(Records contained in a dataset)

* Start *

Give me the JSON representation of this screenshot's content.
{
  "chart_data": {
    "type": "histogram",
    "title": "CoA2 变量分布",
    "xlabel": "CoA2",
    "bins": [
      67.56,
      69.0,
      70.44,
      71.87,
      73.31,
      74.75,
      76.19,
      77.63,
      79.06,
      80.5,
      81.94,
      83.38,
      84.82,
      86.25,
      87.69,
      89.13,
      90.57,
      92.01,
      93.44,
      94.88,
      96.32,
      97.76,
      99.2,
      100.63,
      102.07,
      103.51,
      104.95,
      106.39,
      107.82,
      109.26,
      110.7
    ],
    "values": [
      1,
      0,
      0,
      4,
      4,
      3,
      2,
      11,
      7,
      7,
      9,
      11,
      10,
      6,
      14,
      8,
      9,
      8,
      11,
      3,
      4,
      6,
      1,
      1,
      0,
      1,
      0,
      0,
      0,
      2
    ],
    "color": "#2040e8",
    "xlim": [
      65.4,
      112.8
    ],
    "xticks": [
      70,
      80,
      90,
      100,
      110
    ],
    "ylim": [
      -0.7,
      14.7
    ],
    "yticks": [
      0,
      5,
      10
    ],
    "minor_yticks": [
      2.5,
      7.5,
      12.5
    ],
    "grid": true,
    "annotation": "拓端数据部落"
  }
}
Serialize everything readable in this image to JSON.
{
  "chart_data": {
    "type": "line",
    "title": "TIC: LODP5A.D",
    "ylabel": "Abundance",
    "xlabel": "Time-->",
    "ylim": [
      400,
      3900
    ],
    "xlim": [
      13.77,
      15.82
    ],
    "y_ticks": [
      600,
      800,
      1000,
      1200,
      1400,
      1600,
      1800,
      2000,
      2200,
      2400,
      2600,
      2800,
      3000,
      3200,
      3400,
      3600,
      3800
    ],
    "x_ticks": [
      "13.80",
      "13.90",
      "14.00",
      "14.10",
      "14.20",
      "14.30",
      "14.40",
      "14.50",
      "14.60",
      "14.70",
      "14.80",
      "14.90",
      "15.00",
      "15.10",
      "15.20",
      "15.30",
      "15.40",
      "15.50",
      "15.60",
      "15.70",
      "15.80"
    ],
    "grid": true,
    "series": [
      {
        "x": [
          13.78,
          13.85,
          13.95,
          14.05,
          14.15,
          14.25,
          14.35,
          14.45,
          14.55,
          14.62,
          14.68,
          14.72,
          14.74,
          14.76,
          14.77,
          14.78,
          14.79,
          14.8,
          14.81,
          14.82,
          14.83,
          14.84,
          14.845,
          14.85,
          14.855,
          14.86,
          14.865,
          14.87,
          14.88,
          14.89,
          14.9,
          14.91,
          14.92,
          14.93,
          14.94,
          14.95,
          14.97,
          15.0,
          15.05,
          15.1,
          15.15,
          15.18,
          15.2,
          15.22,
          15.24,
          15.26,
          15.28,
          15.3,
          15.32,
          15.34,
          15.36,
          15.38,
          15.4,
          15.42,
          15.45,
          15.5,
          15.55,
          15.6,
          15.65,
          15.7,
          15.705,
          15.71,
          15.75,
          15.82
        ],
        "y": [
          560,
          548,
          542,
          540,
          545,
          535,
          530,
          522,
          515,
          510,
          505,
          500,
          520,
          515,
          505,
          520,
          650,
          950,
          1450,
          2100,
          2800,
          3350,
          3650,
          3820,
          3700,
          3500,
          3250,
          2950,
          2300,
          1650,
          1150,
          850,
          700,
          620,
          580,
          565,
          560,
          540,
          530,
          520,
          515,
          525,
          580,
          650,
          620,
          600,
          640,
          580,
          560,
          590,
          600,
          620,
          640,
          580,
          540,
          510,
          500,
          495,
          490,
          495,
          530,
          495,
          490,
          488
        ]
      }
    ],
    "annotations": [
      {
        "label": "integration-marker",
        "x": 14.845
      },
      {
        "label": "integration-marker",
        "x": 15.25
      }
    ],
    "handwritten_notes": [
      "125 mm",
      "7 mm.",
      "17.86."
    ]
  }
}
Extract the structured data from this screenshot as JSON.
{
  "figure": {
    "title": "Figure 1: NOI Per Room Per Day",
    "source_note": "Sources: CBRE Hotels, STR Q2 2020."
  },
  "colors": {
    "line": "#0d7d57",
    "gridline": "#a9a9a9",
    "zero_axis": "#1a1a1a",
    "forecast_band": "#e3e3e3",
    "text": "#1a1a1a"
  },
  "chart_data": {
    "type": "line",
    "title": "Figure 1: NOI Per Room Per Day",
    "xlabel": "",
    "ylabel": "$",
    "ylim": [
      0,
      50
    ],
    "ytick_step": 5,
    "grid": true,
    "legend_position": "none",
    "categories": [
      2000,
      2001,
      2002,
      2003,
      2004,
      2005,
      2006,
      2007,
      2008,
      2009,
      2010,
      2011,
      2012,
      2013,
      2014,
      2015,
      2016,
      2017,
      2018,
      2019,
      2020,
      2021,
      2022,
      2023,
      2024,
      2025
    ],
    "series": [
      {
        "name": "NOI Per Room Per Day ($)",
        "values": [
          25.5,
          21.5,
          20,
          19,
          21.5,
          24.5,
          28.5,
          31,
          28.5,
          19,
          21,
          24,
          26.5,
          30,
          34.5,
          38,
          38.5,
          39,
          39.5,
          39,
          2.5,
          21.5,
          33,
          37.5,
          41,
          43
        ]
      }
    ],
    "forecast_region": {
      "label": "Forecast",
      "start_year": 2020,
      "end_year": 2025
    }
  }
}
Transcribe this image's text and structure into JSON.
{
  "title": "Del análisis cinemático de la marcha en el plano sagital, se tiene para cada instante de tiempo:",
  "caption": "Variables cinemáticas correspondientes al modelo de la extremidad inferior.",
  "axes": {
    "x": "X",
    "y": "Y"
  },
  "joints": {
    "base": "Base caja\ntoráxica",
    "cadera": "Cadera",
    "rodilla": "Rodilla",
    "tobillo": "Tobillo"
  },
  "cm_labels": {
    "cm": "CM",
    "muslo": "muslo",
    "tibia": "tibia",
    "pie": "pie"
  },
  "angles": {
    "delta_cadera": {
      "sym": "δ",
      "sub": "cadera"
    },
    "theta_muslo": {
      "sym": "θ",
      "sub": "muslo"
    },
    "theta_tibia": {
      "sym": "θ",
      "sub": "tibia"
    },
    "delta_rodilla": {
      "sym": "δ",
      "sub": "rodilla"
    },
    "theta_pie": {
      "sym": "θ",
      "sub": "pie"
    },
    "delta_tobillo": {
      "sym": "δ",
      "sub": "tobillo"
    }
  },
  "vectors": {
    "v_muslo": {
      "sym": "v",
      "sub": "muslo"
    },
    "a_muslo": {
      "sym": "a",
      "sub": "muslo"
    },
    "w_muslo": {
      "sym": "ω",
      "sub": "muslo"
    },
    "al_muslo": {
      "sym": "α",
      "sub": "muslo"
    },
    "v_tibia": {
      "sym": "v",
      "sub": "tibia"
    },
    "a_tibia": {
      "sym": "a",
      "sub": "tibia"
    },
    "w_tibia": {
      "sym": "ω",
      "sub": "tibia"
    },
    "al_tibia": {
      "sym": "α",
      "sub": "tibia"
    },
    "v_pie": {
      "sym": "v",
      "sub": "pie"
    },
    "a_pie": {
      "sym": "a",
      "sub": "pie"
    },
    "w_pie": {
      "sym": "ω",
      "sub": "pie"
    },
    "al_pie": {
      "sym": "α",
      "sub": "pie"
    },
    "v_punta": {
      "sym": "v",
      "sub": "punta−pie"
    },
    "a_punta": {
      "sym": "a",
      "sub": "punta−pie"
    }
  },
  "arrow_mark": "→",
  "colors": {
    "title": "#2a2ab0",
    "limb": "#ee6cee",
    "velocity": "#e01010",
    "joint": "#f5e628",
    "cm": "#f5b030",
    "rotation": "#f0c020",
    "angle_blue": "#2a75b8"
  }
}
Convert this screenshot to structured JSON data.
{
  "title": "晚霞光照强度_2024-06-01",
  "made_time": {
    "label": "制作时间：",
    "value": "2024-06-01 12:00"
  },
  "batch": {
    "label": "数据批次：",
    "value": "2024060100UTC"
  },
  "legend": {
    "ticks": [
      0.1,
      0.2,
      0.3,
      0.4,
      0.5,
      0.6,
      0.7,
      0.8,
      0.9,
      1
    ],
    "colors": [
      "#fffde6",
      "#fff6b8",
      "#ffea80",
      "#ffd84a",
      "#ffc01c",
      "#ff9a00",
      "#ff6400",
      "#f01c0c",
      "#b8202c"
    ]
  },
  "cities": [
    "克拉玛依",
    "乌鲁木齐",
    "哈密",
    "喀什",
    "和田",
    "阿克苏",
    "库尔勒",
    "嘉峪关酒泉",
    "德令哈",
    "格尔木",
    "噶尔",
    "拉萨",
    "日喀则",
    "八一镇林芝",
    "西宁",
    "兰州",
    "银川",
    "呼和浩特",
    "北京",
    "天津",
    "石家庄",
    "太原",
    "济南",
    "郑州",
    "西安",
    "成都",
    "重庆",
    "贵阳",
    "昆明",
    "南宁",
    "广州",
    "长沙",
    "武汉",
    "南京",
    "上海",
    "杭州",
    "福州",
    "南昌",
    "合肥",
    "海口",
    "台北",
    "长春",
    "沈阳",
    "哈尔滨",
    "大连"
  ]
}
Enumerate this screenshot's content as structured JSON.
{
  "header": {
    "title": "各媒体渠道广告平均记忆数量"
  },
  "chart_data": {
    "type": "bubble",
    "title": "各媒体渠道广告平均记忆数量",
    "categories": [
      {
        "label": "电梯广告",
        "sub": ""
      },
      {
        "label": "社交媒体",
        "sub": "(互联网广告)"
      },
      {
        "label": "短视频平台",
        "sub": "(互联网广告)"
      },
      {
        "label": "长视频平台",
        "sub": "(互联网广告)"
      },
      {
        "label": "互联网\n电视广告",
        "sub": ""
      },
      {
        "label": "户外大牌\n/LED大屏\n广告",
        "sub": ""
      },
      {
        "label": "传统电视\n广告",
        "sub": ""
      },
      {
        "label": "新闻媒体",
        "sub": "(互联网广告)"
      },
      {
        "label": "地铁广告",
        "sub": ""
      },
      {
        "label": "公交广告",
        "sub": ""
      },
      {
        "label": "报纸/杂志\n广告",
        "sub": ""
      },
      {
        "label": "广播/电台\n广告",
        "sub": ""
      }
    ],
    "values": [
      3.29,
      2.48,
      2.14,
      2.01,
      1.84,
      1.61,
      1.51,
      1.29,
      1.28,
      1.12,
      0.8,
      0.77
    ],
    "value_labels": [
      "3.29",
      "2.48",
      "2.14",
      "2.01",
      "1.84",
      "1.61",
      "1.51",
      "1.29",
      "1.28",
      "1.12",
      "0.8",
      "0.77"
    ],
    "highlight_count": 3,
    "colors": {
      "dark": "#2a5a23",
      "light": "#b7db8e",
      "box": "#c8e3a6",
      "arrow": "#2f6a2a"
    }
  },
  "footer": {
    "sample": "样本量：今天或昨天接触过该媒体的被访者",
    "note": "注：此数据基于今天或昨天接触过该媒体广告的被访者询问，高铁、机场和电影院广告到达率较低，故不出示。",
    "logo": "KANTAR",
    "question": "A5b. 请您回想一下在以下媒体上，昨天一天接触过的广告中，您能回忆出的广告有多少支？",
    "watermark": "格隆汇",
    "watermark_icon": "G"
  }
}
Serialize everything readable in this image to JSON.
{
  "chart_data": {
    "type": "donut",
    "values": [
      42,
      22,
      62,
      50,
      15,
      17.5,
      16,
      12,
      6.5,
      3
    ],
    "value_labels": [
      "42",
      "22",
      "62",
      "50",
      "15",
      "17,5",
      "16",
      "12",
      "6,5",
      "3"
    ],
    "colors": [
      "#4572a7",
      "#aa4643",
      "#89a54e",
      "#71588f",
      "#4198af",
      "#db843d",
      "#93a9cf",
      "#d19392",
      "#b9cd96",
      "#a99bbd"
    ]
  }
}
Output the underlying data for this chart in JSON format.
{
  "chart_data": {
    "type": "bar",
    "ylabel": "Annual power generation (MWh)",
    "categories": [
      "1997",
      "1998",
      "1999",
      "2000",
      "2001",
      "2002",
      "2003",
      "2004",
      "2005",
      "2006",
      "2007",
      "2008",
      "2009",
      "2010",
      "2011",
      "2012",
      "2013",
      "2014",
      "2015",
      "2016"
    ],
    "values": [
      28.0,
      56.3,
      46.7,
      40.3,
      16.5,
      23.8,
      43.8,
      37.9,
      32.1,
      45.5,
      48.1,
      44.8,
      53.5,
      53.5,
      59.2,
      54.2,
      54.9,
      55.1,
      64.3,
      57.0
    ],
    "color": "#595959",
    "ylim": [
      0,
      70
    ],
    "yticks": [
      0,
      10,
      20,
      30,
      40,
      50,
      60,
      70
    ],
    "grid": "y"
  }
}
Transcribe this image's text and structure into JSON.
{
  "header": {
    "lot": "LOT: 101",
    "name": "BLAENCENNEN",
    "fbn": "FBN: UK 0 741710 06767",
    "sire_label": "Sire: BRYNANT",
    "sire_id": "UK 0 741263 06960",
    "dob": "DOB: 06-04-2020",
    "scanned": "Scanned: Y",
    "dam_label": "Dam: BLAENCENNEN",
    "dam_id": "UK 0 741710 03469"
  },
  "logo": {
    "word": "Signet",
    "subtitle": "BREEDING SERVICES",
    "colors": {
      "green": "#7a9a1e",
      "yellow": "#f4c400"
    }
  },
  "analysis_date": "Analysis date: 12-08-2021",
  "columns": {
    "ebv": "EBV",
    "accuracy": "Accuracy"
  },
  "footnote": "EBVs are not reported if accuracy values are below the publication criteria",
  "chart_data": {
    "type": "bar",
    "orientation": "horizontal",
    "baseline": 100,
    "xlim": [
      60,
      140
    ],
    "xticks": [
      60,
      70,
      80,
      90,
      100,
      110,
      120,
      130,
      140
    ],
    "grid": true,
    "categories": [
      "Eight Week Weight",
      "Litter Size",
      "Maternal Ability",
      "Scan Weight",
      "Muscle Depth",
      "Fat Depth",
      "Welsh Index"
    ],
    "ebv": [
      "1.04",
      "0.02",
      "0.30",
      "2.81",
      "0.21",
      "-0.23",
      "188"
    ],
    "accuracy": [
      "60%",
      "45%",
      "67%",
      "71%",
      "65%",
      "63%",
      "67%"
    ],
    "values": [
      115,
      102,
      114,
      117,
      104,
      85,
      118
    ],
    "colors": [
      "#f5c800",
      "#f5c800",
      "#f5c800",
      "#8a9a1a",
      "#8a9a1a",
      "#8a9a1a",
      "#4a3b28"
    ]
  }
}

* End *

* **Problem to solve**
Using the listing above, return all lines where the word "this" occurs.

* **Full response**
Give me the JSON representation of this screenshot's content.
Serialize everything readable in this image to JSON.
Extract the structured data from this screenshot as JSON.
Transcribe this image's text and structure into JSON.
Convert this screenshot to structured JSON data.
Enumerate this screenshot's content as structured JSON.
Serialize everything readable in this image to JSON.
Output the underlying data for this chart in JSON format.
Transcribe this image's text and structure into JSON.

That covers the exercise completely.